Raw records
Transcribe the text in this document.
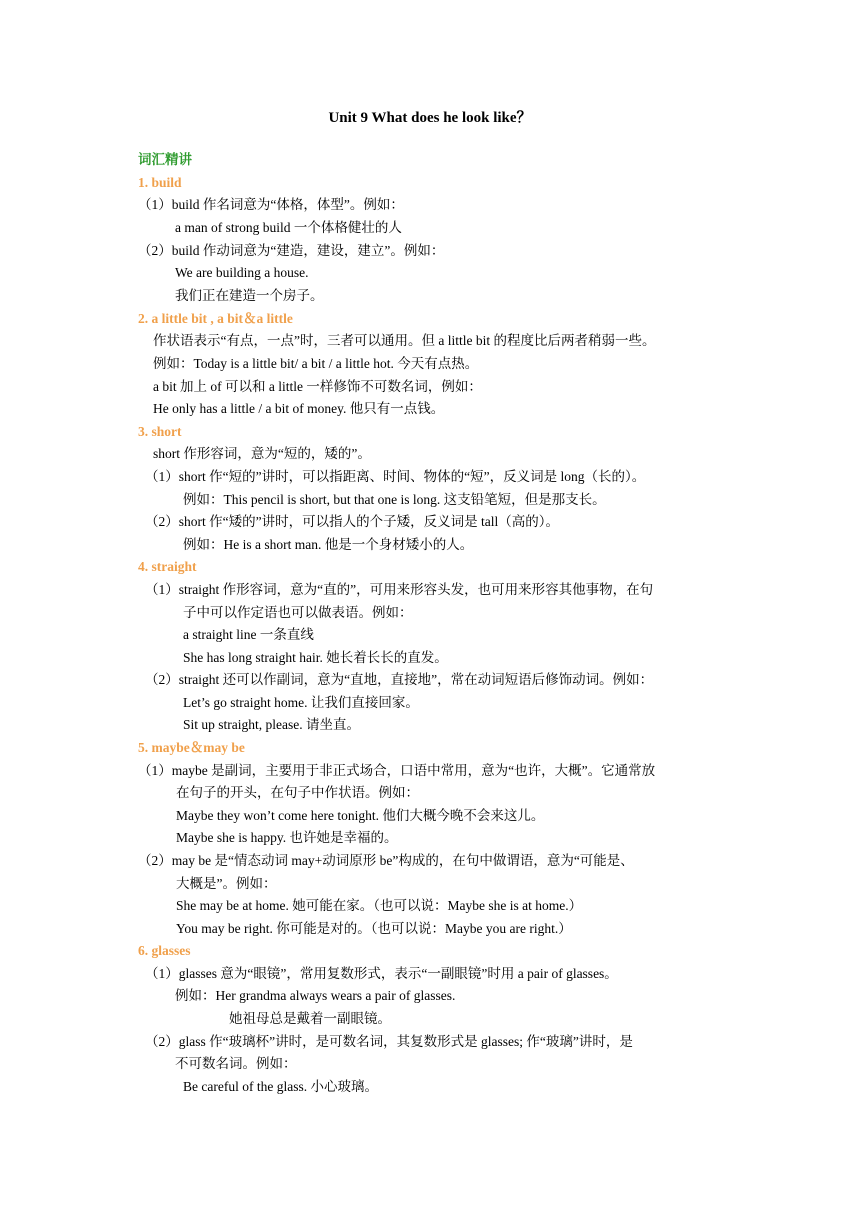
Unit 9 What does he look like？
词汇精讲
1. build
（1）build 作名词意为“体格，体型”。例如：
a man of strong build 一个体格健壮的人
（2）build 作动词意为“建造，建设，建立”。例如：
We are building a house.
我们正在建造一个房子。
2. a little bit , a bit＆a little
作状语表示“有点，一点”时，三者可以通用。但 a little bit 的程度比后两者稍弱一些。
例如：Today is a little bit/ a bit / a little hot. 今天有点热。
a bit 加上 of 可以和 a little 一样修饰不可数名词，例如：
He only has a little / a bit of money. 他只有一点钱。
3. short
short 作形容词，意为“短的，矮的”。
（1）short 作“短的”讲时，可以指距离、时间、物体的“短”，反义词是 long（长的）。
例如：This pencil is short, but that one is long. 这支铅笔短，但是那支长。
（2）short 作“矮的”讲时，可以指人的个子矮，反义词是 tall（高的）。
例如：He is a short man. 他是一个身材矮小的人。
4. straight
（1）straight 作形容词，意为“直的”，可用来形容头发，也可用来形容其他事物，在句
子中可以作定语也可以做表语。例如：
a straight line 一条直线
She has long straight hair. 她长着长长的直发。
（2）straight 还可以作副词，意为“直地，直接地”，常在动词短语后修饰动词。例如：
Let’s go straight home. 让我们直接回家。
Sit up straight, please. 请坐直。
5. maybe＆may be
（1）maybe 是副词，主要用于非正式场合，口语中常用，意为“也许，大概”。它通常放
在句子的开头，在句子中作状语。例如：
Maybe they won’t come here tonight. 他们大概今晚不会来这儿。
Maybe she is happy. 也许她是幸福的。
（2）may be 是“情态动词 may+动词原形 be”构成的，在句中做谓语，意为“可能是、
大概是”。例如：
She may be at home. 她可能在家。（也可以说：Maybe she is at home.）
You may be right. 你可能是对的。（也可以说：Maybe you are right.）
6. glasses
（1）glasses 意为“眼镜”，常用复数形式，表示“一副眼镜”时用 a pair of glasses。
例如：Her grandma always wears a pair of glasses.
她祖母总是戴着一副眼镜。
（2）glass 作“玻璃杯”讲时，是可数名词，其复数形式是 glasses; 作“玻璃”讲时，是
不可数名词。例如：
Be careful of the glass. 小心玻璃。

---

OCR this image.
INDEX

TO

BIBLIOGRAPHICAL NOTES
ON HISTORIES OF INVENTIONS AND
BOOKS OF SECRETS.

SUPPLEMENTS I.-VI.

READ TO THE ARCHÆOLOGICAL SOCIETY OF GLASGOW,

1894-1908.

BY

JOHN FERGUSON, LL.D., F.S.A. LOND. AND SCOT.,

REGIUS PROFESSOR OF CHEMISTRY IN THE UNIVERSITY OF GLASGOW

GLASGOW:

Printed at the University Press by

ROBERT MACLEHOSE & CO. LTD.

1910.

---

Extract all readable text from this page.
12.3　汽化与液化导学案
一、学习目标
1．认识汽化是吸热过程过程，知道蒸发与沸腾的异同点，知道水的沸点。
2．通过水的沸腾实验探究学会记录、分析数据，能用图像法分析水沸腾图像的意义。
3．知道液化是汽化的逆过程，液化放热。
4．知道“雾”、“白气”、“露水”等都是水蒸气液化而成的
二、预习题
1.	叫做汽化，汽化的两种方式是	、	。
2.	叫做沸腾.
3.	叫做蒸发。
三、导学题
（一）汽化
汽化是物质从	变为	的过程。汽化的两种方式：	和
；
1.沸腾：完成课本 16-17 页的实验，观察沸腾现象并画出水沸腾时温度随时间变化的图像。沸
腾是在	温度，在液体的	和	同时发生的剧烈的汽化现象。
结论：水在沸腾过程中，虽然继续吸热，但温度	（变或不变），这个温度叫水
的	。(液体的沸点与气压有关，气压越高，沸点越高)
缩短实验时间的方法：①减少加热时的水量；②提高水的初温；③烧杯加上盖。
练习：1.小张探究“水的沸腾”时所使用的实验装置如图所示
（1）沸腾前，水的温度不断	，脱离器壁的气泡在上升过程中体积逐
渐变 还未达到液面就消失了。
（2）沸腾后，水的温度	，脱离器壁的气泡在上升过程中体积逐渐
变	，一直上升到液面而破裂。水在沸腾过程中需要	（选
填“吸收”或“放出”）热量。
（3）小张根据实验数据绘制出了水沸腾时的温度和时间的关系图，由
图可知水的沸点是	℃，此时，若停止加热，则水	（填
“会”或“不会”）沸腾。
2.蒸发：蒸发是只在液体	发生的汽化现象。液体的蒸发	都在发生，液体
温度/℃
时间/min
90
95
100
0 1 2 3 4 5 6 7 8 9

Work to do>
Among the lines of the data, identify those with the word "也可以说". Copy each of them.

The solution>
She may be at home. 她可能在家。（也可以说：Maybe she is at home.）
You may be right. 你可能是对的。（也可以说：Maybe you are right.）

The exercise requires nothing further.